Images are not part of the copy; transcribe all the data exactly.

(begin)

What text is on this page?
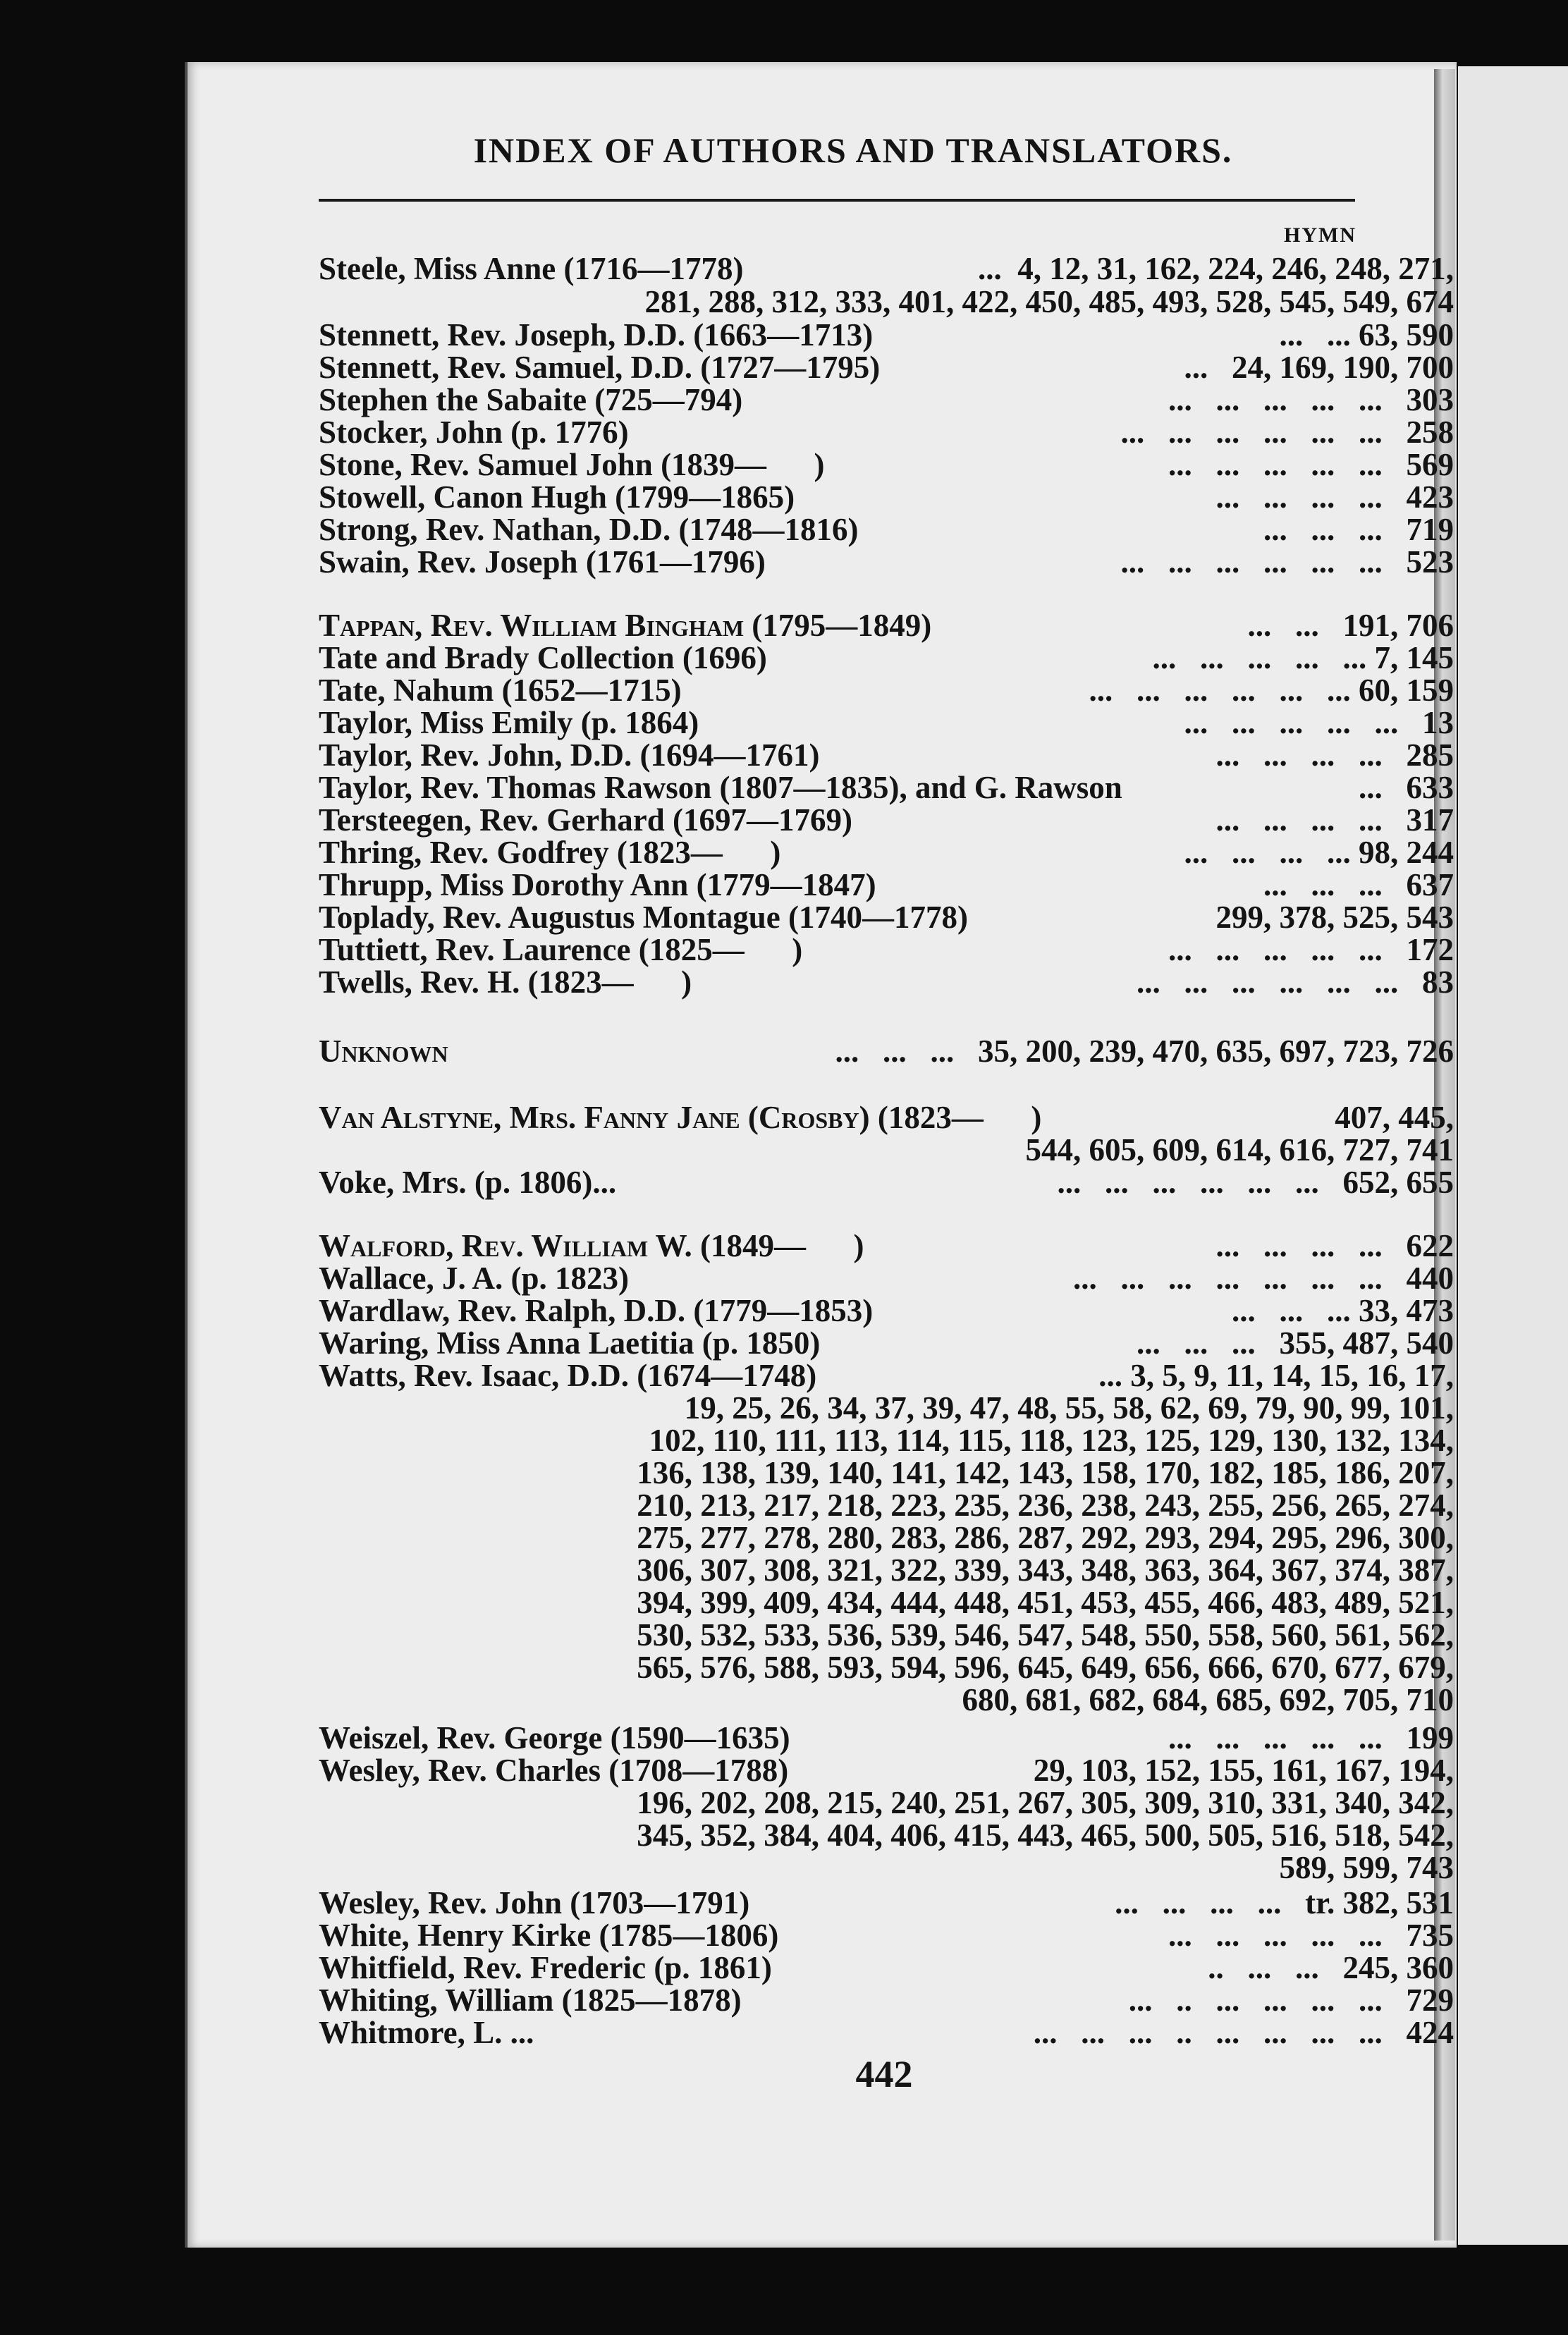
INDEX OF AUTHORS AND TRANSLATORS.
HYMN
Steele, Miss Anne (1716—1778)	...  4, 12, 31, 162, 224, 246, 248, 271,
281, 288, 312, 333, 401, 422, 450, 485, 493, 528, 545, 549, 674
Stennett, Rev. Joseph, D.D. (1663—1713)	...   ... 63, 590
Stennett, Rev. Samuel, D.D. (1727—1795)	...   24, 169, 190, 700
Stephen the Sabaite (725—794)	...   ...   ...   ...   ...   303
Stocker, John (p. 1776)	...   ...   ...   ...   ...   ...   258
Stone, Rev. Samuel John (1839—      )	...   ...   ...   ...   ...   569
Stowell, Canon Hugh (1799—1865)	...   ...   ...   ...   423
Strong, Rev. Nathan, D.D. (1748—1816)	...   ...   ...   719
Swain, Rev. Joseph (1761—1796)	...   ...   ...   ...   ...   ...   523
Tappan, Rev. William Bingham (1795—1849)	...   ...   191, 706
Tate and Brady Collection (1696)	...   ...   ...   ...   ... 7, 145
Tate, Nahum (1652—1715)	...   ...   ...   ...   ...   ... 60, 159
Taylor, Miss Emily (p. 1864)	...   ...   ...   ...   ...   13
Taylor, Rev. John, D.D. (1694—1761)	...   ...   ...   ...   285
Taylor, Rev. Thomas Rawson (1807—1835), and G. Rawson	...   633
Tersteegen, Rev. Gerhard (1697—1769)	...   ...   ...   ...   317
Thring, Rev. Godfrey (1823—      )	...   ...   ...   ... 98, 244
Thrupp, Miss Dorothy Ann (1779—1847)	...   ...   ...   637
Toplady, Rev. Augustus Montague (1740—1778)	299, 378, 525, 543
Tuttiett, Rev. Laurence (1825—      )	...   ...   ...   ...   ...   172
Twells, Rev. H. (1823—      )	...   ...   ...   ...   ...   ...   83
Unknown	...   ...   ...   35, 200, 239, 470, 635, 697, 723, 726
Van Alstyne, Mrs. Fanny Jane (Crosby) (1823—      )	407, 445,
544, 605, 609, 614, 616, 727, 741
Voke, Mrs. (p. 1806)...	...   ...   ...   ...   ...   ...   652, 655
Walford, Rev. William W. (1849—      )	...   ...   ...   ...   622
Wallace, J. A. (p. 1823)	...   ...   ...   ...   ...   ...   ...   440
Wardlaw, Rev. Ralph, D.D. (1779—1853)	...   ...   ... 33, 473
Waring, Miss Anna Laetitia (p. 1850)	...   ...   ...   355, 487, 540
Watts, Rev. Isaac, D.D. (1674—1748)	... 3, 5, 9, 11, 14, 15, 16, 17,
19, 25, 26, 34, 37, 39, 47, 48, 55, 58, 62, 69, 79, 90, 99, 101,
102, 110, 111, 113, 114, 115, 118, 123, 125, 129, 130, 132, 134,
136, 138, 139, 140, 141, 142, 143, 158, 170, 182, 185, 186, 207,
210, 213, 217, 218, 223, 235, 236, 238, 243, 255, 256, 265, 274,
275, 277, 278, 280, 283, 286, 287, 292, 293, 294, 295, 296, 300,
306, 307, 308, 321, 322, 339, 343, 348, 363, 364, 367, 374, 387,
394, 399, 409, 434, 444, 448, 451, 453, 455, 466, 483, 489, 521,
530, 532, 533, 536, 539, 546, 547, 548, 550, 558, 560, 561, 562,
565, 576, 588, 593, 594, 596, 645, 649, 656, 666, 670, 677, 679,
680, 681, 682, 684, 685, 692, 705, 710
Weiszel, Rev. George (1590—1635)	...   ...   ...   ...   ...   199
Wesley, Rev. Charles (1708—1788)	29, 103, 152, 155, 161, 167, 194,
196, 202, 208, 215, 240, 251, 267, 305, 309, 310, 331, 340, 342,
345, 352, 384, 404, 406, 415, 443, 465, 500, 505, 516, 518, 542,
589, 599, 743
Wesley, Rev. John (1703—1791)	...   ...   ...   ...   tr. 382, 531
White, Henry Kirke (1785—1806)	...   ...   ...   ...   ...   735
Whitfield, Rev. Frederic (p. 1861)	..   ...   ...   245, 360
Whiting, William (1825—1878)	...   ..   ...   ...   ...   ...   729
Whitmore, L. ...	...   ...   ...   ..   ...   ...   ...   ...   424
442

(end)

Exercise response:
What text is on this page?
INDEX OF AUTHORS AND TRANSLATORS.
HYMN
Steele, Miss Anne (1716—1778)	...  4, 12, 31, 162, 224, 246, 248, 271,
281, 288, 312, 333, 401, 422, 450, 485, 493, 528, 545, 549, 674
Stennett, Rev. Joseph, D.D. (1663—1713)	...   ... 63, 590
Stennett, Rev. Samuel, D.D. (1727—1795)	...   24, 169, 190, 700
Stephen the Sabaite (725—794)	...   ...   ...   ...   ...   303
Stocker, John (p. 1776)	...   ...   ...   ...   ...   ...   258
Stone, Rev. Samuel John (1839—      )	...   ...   ...   ...   ...   569
Stowell, Canon Hugh (1799—1865)	...   ...   ...   ...   423
Strong, Rev. Nathan, D.D. (1748—1816)	...   ...   ...   719
Swain, Rev. Joseph (1761—1796)	...   ...   ...   ...   ...   ...   523
Tappan, Rev. William Bingham (1795—1849)	...   ...   191, 706
Tate and Brady Collection (1696)	...   ...   ...   ...   ... 7, 145
Tate, Nahum (1652—1715)	...   ...   ...   ...   ...   ... 60, 159
Taylor, Miss Emily (p. 1864)	...   ...   ...   ...   ...   13
Taylor, Rev. John, D.D. (1694—1761)	...   ...   ...   ...   285
Taylor, Rev. Thomas Rawson (1807—1835), and G. Rawson	...   633
Tersteegen, Rev. Gerhard (1697—1769)	...   ...   ...   ...   317
Thring, Rev. Godfrey (1823—      )	...   ...   ...   ... 98, 244
Thrupp, Miss Dorothy Ann (1779—1847)	...   ...   ...   637
Toplady, Rev. Augustus Montague (1740—1778)	299, 378, 525, 543
Tuttiett, Rev. Laurence (1825—      )	...   ...   ...   ...   ...   172
Twells, Rev. H. (1823—      )	...   ...   ...   ...   ...   ...   83
Unknown	...   ...   ...   35, 200, 239, 470, 635, 697, 723, 726
Van Alstyne, Mrs. Fanny Jane (Crosby) (1823—      )	407, 445,
544, 605, 609, 614, 616, 727, 741
Voke, Mrs. (p. 1806)...	...   ...   ...   ...   ...   ...   652, 655
Walford, Rev. William W. (1849—      )	...   ...   ...   ...   622
Wallace, J. A. (p. 1823)	...   ...   ...   ...   ...   ...   ...   440
Wardlaw, Rev. Ralph, D.D. (1779—1853)	...   ...   ... 33, 473
Waring, Miss Anna Laetitia (p. 1850)	...   ...   ...   355, 487, 540
Watts, Rev. Isaac, D.D. (1674—1748)	... 3, 5, 9, 11, 14, 15, 16, 17,
19, 25, 26, 34, 37, 39, 47, 48, 55, 58, 62, 69, 79, 90, 99, 101,
102, 110, 111, 113, 114, 115, 118, 123, 125, 129, 130, 132, 134,
136, 138, 139, 140, 141, 142, 143, 158, 170, 182, 185, 186, 207,
210, 213, 217, 218, 223, 235, 236, 238, 243, 255, 256, 265, 274,
275, 277, 278, 280, 283, 286, 287, 292, 293, 294, 295, 296, 300,
306, 307, 308, 321, 322, 339, 343, 348, 363, 364, 367, 374, 387,
394, 399, 409, 434, 444, 448, 451, 453, 455, 466, 483, 489, 521,
530, 532, 533, 536, 539, 546, 547, 548, 550, 558, 560, 561, 562,
565, 576, 588, 593, 594, 596, 645, 649, 656, 666, 670, 677, 679,
680, 681, 682, 684, 685, 692, 705, 710
Weiszel, Rev. George (1590—1635)	...   ...   ...   ...   ...   199
Wesley, Rev. Charles (1708—1788)	29, 103, 152, 155, 161, 167, 194,
196, 202, 208, 215, 240, 251, 267, 305, 309, 310, 331, 340, 342,
345, 352, 384, 404, 406, 415, 443, 465, 500, 505, 516, 518, 542,
589, 599, 743
Wesley, Rev. John (1703—1791)	...   ...   ...   ...   tr. 382, 531
White, Henry Kirke (1785—1806)	...   ...   ...   ...   ...   735
Whitfield, Rev. Frederic (p. 1861)	..   ...   ...   245, 360
Whiting, William (1825—1878)	...   ..   ...   ...   ...   ...   729
Whitmore, L. ...	...   ...   ...   ..   ...   ...   ...   ...   424
442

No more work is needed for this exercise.